### Problem to work on
Leave out every picture, then transcribe the rest of the listing exactly.

-- START Data in this exercise --

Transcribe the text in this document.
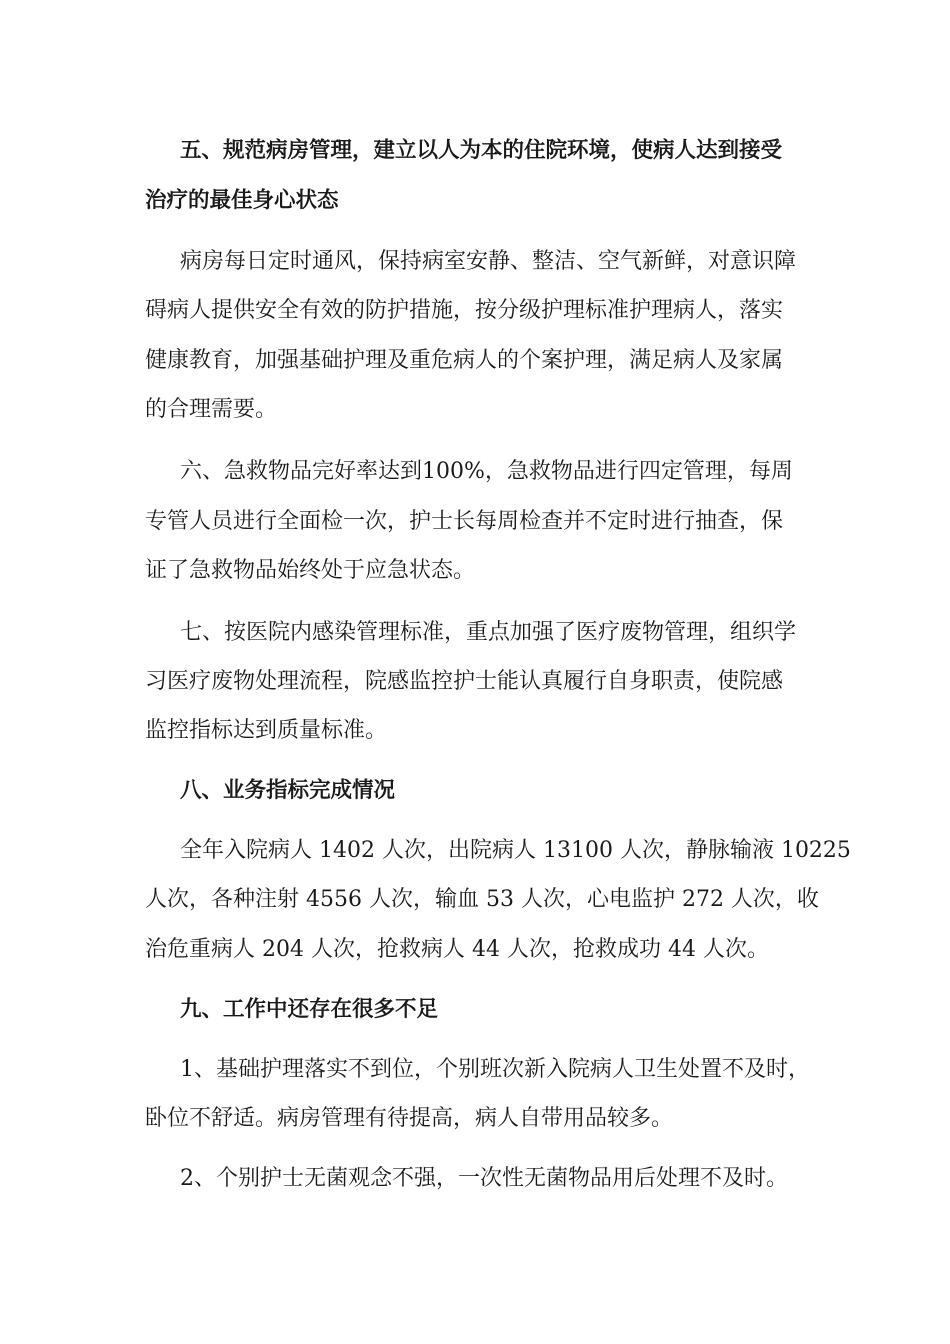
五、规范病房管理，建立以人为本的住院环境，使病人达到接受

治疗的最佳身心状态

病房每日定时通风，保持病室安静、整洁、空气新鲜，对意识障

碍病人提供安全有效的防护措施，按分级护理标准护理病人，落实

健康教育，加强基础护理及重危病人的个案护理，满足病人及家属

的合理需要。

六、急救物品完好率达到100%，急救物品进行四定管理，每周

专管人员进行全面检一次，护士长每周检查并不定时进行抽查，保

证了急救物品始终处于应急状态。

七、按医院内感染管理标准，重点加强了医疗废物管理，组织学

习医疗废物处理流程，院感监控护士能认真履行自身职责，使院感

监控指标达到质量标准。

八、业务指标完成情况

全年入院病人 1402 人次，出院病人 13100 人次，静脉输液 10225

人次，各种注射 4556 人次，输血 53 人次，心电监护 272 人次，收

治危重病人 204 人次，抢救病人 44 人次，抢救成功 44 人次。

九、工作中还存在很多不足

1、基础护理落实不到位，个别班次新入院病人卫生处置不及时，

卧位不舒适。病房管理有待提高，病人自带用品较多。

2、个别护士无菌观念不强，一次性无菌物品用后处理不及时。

-- END Data in this exercise --

### Result for this exercise
Transcribe the text in this document.
五、规范病房管理，建立以人为本的住院环境，使病人达到接受

治疗的最佳身心状态

病房每日定时通风，保持病室安静、整洁、空气新鲜，对意识障

碍病人提供安全有效的防护措施，按分级护理标准护理病人，落实

健康教育，加强基础护理及重危病人的个案护理，满足病人及家属

的合理需要。

六、急救物品完好率达到100%，急救物品进行四定管理，每周

专管人员进行全面检一次，护士长每周检查并不定时进行抽查，保

证了急救物品始终处于应急状态。

七、按医院内感染管理标准，重点加强了医疗废物管理，组织学

习医疗废物处理流程，院感监控护士能认真履行自身职责，使院感

监控指标达到质量标准。

八、业务指标完成情况

全年入院病人 1402 人次，出院病人 13100 人次，静脉输液 10225

人次，各种注射 4556 人次，输血 53 人次，心电监护 272 人次，收

治危重病人 204 人次，抢救病人 44 人次，抢救成功 44 人次。

九、工作中还存在很多不足

1、基础护理落实不到位，个别班次新入院病人卫生处置不及时，

卧位不舒适。病房管理有待提高，病人自带用品较多。

2、个别护士无菌观念不强，一次性无菌物品用后处理不及时。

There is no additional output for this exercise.